→ Exercise goal
Copy all lines below exactly as written. Leave pictures out.

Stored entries
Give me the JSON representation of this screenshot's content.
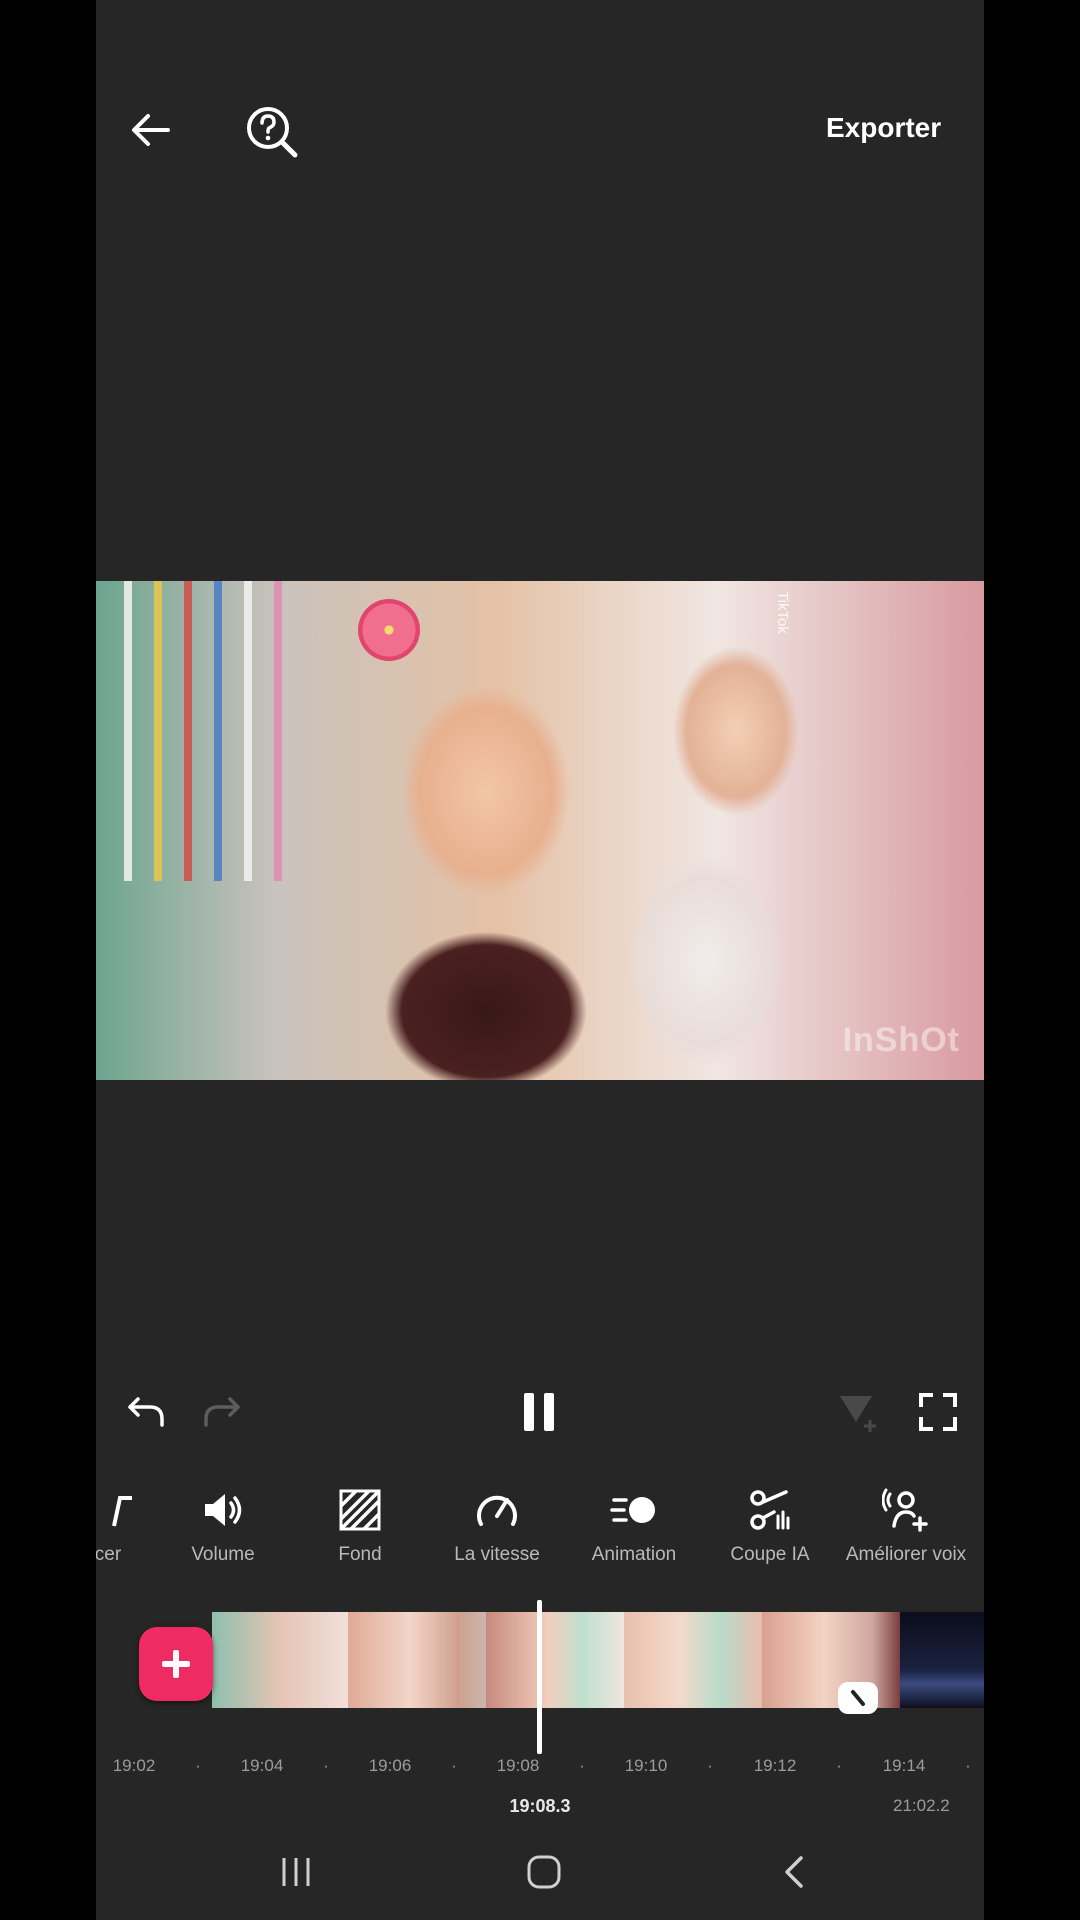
{
  "header": {
    "back_icon": "arrow-left-icon",
    "help_icon": "help-search-icon",
    "export_label": "Exporter"
  },
  "preview": {
    "watermark_text": "InShOt",
    "tiktok_label": "TikTok"
  },
  "controls": {
    "undo_icon": "undo-icon",
    "redo_icon": "redo-icon",
    "play_state_icon": "pause-icon",
    "keyframe_icon": "keyframe-add-icon",
    "fullscreen_icon": "fullscreen-icon"
  },
  "tools": [
    {
      "label": "cer",
      "icon": "partial-tool-icon"
    },
    {
      "label": "Volume",
      "icon": "volume-icon"
    },
    {
      "label": "Fond",
      "icon": "background-stripes-icon"
    },
    {
      "label": "La vitesse",
      "icon": "speed-gauge-icon"
    },
    {
      "label": "Animation",
      "icon": "animation-icon"
    },
    {
      "label": "Coupe IA",
      "icon": "ai-cut-icon"
    },
    {
      "label": "Améliorer voix",
      "icon": "voice-enhance-icon"
    }
  ],
  "timeline": {
    "ruler_labels": [
      "19:02",
      "19:04",
      "19:06",
      "19:08",
      "19:10",
      "19:12",
      "19:14"
    ],
    "current_time": "19:08.3",
    "total_time": "21:02.2"
  },
  "colors": {
    "app_bg": "#262626",
    "accent": "#ee2b62",
    "label_gray": "#b9b9b9"
  }
}
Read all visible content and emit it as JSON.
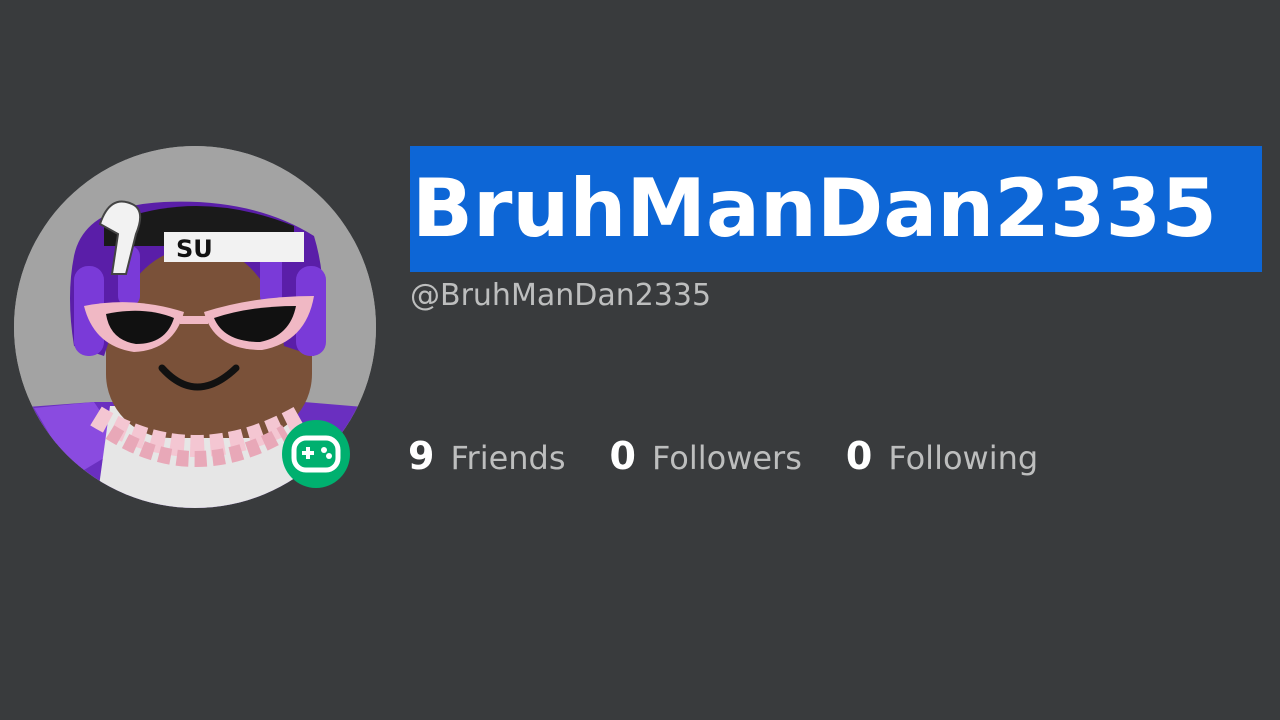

→ Exercise answer
Give me the JSON representation of this screenshot's content.
{
  "header": {
    "back_icon": "arrow-left-icon",
    "help_icon": "help-search-icon",
    "export_label": "Exporter"
  },
  "preview": {
    "watermark_text": "InShOt",
    "tiktok_label": "TikTok"
  },
  "controls": {
    "undo_icon": "undo-icon",
    "redo_icon": "redo-icon",
    "play_state_icon": "pause-icon",
    "keyframe_icon": "keyframe-add-icon",
    "fullscreen_icon": "fullscreen-icon"
  },
  "tools": [
    {
      "label": "cer",
      "icon": "partial-tool-icon"
    },
    {
      "label": "Volume",
      "icon": "volume-icon"
    },
    {
      "label": "Fond",
      "icon": "background-stripes-icon"
    },
    {
      "label": "La vitesse",
      "icon": "speed-gauge-icon"
    },
    {
      "label": "Animation",
      "icon": "animation-icon"
    },
    {
      "label": "Coupe IA",
      "icon": "ai-cut-icon"
    },
    {
      "label": "Améliorer voix",
      "icon": "voice-enhance-icon"
    }
  ],
  "timeline": {
    "ruler_labels": [
      "19:02",
      "19:04",
      "19:06",
      "19:08",
      "19:10",
      "19:12",
      "19:14"
    ],
    "current_time": "19:08.3",
    "total_time": "21:02.2"
  },
  "colors": {
    "app_bg": "#262626",
    "accent": "#ee2b62",
    "label_gray": "#b9b9b9"
  }
}
Read all visible content and emit it as JSON.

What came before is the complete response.